** Supplied entries **
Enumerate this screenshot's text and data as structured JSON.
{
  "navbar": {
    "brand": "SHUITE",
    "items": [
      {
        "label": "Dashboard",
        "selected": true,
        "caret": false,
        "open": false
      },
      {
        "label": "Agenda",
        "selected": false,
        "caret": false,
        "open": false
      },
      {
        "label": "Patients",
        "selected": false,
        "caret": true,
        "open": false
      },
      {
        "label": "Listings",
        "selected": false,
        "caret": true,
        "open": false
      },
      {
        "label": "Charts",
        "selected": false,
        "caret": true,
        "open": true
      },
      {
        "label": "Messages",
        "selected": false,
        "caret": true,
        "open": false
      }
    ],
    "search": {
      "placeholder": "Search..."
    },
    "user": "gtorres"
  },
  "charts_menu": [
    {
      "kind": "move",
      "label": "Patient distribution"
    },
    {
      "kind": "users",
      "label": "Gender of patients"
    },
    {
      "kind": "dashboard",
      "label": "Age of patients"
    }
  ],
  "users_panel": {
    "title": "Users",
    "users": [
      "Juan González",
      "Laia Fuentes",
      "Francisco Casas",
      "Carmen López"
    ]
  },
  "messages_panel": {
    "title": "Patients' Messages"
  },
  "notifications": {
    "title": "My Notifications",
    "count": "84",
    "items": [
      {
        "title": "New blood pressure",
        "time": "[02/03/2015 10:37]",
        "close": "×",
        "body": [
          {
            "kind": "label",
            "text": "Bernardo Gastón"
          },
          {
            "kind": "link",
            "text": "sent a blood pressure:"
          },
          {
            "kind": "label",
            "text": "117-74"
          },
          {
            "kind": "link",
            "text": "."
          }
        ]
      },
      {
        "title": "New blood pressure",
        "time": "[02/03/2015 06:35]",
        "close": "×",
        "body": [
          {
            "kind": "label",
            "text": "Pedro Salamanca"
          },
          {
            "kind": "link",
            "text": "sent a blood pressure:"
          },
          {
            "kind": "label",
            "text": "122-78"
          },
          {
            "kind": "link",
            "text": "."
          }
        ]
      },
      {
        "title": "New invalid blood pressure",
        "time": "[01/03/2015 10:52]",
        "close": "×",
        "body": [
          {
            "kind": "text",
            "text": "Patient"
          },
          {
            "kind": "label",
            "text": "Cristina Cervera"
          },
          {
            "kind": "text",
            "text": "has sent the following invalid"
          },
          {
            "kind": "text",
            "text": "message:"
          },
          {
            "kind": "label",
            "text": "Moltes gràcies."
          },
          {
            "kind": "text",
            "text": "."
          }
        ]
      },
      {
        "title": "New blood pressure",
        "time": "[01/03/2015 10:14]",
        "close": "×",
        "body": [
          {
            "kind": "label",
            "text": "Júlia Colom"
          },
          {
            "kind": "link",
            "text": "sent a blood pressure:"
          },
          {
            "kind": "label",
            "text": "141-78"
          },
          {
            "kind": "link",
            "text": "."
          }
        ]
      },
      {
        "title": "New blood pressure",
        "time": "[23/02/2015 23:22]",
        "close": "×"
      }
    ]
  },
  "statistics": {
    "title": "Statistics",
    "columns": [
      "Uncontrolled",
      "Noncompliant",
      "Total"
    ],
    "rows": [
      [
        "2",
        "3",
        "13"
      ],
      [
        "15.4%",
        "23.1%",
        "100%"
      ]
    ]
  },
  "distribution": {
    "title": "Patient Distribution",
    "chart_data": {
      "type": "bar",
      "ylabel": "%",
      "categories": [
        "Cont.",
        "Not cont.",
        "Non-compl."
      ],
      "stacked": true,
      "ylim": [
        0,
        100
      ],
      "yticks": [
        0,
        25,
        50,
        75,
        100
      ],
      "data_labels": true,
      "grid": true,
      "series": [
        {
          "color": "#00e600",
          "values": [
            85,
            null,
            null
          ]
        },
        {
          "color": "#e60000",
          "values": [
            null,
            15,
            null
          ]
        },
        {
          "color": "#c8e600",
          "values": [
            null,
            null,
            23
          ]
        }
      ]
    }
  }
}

** Exercise goal **
From the entries above, say how many lines contain "time". Only the number is wanted.

** Answer box **
5